* [TO BE DONE]: Where the data below has the string "document", return the whole line.

* [GIVEN INFORMATION]:

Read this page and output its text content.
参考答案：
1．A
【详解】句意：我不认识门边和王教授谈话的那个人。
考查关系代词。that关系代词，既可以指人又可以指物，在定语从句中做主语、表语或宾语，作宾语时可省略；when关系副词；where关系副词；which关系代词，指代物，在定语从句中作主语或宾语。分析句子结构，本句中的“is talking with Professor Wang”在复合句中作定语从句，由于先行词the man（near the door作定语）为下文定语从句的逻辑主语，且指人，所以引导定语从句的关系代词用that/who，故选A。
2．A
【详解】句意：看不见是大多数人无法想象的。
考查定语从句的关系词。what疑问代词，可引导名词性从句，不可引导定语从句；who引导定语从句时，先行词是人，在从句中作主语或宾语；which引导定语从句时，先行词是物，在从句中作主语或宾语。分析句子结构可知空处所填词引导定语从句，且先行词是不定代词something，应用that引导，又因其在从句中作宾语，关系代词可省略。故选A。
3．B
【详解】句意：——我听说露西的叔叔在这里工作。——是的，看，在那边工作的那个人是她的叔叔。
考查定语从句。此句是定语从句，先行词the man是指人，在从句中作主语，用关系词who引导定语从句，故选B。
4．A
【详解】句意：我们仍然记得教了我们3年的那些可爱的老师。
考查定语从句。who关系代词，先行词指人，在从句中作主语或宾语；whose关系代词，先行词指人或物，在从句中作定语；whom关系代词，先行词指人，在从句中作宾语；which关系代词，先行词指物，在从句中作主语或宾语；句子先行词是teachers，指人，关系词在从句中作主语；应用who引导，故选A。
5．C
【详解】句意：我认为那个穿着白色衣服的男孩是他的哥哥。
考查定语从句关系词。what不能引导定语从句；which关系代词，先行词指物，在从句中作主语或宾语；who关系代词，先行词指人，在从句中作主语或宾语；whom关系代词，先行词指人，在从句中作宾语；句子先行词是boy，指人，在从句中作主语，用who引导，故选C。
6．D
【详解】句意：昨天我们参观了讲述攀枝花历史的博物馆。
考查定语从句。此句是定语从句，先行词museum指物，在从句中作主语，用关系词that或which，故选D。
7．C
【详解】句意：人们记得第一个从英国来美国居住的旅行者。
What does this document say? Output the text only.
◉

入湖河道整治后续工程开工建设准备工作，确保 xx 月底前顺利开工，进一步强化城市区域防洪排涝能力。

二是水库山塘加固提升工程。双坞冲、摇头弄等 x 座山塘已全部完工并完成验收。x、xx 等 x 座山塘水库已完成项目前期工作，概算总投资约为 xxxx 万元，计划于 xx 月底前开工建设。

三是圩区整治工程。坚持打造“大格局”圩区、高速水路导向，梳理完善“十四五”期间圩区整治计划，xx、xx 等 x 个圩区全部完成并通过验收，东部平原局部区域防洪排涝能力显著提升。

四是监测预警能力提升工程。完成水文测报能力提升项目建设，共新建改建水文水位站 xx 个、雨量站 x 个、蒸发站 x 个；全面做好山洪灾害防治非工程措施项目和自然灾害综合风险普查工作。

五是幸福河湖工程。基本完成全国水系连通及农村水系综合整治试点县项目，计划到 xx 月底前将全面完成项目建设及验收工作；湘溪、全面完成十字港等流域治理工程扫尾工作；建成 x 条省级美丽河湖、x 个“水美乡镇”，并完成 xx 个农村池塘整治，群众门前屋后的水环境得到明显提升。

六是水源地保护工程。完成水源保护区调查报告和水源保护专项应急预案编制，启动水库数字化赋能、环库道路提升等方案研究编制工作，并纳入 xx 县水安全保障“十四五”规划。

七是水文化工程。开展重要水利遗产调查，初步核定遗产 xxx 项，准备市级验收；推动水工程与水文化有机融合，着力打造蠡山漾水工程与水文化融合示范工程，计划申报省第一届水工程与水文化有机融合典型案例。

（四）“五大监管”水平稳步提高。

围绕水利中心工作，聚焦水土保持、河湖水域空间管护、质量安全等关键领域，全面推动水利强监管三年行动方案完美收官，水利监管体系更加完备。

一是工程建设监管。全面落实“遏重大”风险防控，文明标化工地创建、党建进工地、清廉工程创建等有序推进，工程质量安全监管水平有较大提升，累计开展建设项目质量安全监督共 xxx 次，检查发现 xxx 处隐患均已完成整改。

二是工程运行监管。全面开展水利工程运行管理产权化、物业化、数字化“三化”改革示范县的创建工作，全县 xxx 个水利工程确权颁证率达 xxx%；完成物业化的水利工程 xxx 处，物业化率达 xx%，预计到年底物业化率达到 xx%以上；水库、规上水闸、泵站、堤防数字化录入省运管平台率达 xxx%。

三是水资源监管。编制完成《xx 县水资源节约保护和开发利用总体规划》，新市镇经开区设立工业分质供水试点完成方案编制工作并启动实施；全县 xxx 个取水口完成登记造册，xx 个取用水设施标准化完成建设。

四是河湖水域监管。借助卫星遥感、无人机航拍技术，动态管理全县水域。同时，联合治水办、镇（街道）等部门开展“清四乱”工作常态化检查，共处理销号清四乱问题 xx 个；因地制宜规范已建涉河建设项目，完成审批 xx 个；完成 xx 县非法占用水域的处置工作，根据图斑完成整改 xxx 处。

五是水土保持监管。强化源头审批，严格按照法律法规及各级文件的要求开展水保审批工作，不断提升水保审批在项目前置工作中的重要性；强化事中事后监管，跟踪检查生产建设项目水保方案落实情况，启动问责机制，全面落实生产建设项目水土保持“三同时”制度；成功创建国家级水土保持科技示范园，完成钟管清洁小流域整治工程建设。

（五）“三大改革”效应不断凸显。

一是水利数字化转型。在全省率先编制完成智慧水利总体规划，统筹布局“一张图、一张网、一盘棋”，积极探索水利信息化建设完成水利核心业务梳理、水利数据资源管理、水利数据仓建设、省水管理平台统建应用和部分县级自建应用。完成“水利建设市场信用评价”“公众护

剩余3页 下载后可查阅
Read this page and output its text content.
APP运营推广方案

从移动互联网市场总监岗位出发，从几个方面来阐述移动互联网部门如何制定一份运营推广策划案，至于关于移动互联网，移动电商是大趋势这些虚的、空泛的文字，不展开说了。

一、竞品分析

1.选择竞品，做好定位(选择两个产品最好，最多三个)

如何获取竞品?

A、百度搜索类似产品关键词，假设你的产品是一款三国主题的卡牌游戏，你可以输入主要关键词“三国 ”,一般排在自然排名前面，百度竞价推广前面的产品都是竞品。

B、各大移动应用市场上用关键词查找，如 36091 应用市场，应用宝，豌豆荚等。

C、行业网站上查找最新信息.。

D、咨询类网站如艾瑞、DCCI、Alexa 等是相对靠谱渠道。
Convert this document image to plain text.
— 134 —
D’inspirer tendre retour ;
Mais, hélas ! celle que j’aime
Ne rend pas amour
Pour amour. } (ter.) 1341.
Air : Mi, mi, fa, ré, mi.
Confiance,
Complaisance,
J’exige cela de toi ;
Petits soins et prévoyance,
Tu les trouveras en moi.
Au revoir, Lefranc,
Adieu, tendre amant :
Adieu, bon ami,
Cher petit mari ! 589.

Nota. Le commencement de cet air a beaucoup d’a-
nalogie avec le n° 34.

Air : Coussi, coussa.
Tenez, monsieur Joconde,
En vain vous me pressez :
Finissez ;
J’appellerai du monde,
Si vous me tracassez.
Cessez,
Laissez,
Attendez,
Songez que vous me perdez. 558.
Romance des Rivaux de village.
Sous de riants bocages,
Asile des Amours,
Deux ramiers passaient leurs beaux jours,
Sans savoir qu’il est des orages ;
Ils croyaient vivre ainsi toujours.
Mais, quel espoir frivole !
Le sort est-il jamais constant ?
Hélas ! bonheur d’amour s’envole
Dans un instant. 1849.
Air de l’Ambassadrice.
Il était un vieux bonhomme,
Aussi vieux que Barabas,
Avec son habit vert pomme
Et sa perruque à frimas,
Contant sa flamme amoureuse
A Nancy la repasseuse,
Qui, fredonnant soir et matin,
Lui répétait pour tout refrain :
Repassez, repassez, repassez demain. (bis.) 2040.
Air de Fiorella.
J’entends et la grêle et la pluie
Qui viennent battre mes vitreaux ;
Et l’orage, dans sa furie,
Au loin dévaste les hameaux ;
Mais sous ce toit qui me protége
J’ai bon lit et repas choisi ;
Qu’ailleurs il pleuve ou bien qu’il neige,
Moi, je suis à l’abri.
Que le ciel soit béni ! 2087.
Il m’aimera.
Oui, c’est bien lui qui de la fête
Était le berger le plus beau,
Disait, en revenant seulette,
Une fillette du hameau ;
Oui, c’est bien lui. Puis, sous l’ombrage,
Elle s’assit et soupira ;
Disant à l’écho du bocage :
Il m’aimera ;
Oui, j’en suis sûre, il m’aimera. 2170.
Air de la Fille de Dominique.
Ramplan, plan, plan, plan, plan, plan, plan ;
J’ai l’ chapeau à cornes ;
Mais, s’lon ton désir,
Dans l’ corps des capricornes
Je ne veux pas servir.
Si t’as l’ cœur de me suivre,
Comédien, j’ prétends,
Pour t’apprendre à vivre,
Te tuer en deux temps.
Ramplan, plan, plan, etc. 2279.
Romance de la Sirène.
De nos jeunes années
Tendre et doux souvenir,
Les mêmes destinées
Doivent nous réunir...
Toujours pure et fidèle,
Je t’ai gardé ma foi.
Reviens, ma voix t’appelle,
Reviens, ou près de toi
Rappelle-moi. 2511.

* [REPLY]:
What does this document say? Output the text only.
Convert this document image to plain text.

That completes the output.